(Chart and figure data)
——

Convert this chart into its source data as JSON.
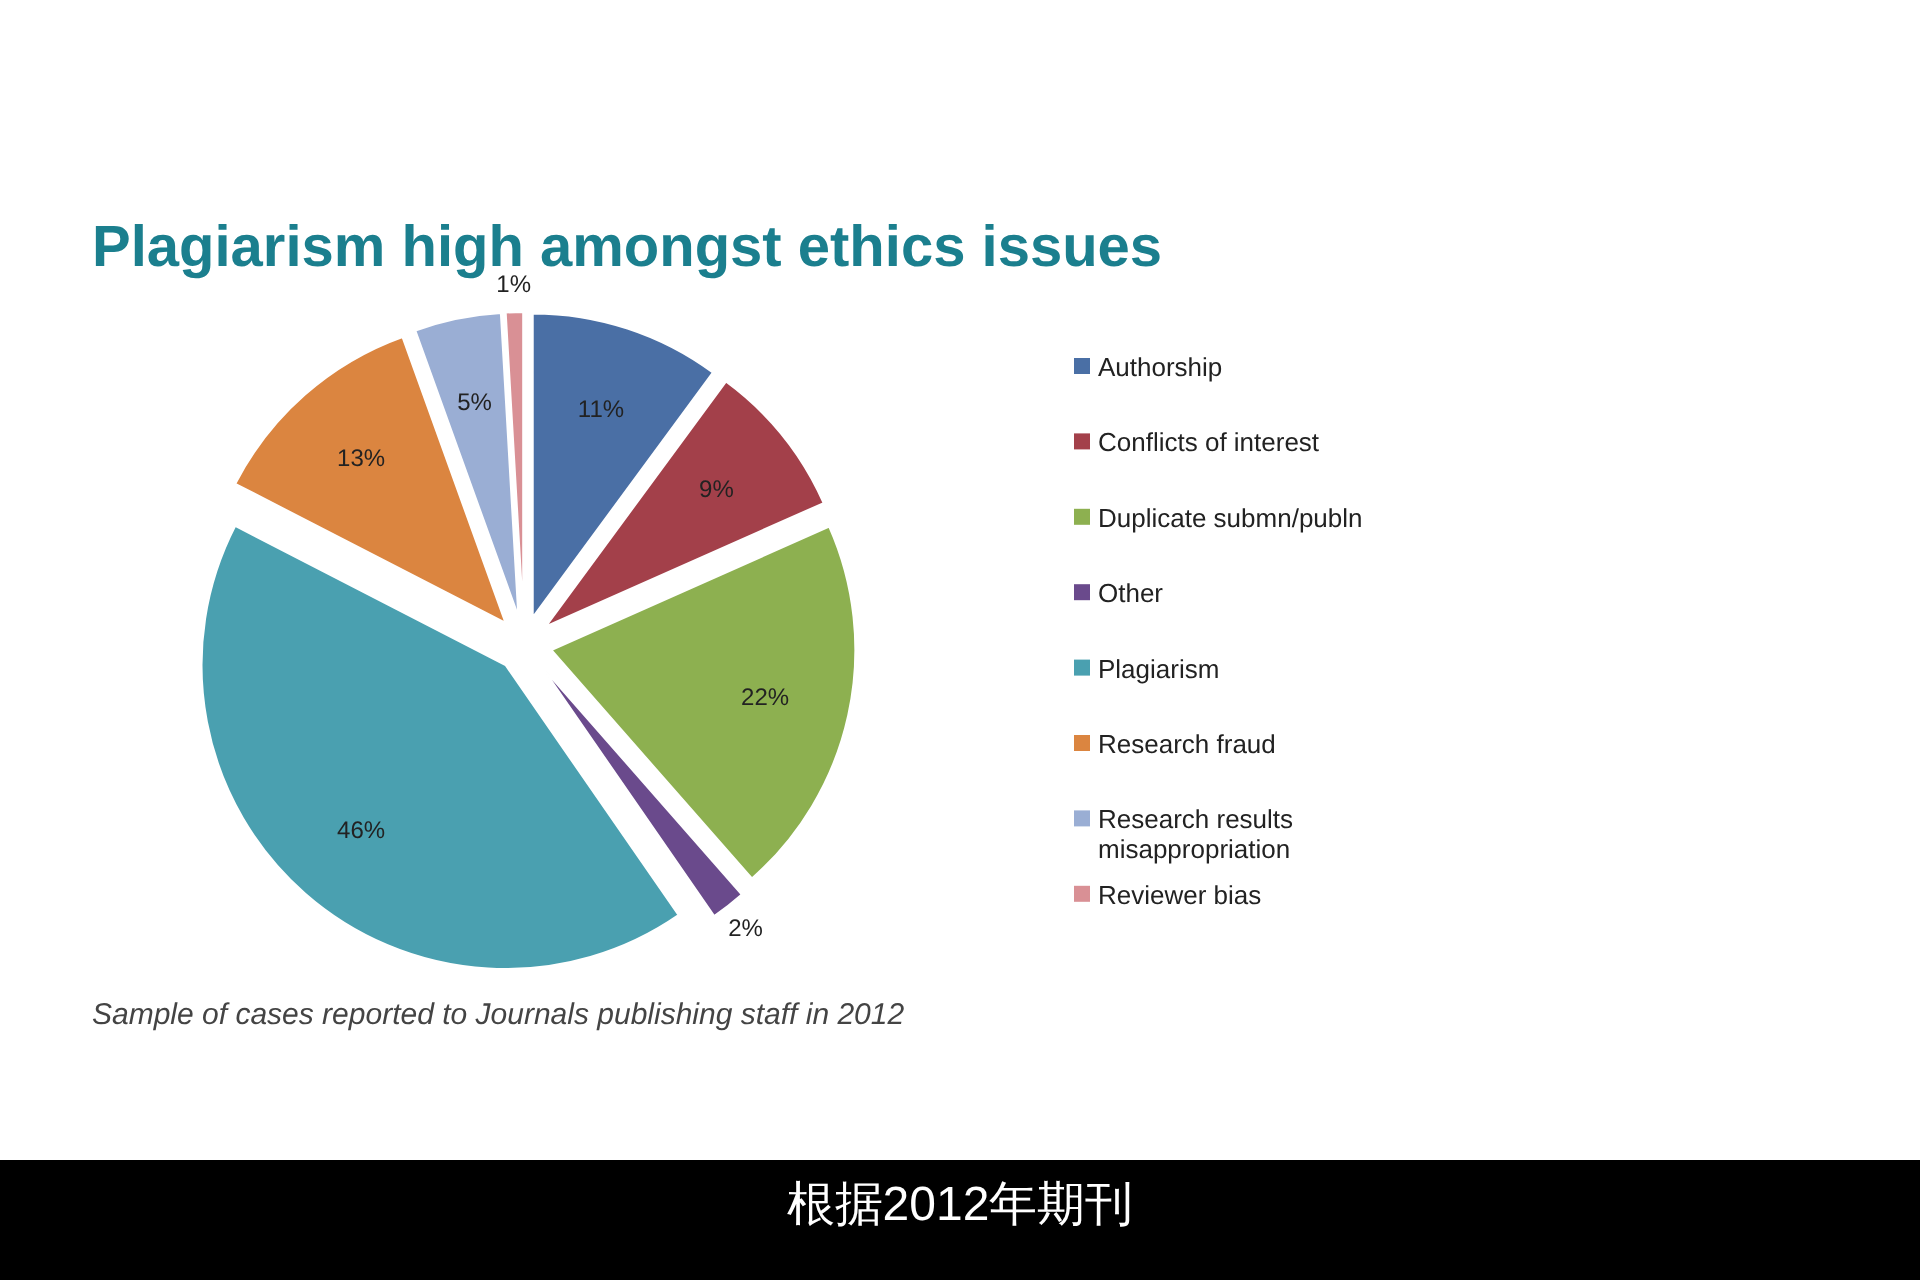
{
  "chart_data": {
    "type": "pie",
    "title": "Plagiarism high amongst ethics issues",
    "categories": [
      "Authorship",
      "Conflicts of interest",
      "Duplicate submn/publn",
      "Other",
      "Plagiarism",
      "Research fraud",
      "Research results misappropriation",
      "Reviewer bias"
    ],
    "values": [
      11,
      9,
      22,
      2,
      46,
      13,
      5,
      1
    ],
    "value_labels": [
      "11%",
      "9%",
      "22%",
      "2%",
      "46%",
      "13%",
      "5%",
      "1%"
    ],
    "colors": [
      "#4a6fa5",
      "#a3404a",
      "#8db050",
      "#6a4a8c",
      "#4aa0b0",
      "#db8540",
      "#9aaed4",
      "#d99095"
    ],
    "legend": "right",
    "annotations": [
      "Sample of cases reported to Journals publishing staff in 2012",
      "根据2012年期刊"
    ]
  }
}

——

EXERCISE DESCRIPTION:
Extract the full listing above verbatim; pictures are to be left out of the copy.

CORRECT ANSWER:
Convert this chart into its source data as JSON.
{
  "chart_data": {
    "type": "pie",
    "title": "Plagiarism high amongst ethics issues",
    "categories": [
      "Authorship",
      "Conflicts of interest",
      "Duplicate submn/publn",
      "Other",
      "Plagiarism",
      "Research fraud",
      "Research results misappropriation",
      "Reviewer bias"
    ],
    "values": [
      11,
      9,
      22,
      2,
      46,
      13,
      5,
      1
    ],
    "value_labels": [
      "11%",
      "9%",
      "22%",
      "2%",
      "46%",
      "13%",
      "5%",
      "1%"
    ],
    "colors": [
      "#4a6fa5",
      "#a3404a",
      "#8db050",
      "#6a4a8c",
      "#4aa0b0",
      "#db8540",
      "#9aaed4",
      "#d99095"
    ],
    "legend": "right",
    "annotations": [
      "Sample of cases reported to Journals publishing staff in 2012",
      "根据2012年期刊"
    ]
  }
}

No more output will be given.